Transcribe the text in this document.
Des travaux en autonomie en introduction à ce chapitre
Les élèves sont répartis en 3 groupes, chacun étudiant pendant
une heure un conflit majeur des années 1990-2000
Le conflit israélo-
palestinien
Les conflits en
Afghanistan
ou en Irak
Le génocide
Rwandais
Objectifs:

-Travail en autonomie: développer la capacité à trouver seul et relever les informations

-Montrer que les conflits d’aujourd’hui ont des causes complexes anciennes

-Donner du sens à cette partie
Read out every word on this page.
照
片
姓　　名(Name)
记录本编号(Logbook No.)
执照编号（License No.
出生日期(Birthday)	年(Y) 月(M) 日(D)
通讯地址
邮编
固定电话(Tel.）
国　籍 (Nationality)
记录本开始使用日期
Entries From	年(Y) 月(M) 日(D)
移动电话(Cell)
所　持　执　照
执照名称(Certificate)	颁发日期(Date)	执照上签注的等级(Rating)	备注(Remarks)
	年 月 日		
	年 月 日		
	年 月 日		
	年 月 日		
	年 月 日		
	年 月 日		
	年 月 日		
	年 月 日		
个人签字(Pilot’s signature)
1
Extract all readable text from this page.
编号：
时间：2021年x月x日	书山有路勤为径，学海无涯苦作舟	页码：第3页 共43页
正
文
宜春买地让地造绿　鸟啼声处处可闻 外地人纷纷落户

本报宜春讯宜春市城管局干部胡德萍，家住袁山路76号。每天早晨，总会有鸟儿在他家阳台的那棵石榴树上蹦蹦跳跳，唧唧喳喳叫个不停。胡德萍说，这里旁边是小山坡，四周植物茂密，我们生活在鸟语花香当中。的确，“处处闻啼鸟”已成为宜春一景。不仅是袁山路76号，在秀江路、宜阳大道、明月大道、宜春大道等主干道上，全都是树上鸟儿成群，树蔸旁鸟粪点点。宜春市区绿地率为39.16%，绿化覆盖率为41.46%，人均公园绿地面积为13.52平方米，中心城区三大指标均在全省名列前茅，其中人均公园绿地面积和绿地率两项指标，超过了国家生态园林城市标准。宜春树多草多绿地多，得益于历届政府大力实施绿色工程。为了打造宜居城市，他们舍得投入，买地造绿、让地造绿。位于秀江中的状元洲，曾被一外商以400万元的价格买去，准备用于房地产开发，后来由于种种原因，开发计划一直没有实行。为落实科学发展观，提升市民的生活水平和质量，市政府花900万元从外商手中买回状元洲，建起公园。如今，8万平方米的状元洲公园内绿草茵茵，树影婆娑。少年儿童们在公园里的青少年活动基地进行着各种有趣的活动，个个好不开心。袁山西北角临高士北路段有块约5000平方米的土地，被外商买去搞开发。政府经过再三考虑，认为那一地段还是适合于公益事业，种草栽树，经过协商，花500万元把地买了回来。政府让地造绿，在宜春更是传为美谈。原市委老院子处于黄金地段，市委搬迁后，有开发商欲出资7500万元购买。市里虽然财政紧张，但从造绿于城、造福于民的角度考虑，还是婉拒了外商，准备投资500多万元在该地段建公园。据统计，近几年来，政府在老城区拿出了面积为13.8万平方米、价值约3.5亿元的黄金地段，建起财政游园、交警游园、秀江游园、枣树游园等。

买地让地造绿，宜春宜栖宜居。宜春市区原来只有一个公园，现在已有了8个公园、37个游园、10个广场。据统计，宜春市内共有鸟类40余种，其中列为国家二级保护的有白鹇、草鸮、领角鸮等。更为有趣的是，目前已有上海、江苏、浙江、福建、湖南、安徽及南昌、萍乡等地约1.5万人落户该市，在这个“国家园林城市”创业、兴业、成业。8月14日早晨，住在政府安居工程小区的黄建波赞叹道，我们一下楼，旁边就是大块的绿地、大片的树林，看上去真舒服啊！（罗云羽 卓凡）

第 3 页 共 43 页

▶ PROBLEM DETAILS
From the entries above, list each line with "page" in it.

▶ REPLY TO THE TASK
Read out every word on this page.
Extract all readable text from this page.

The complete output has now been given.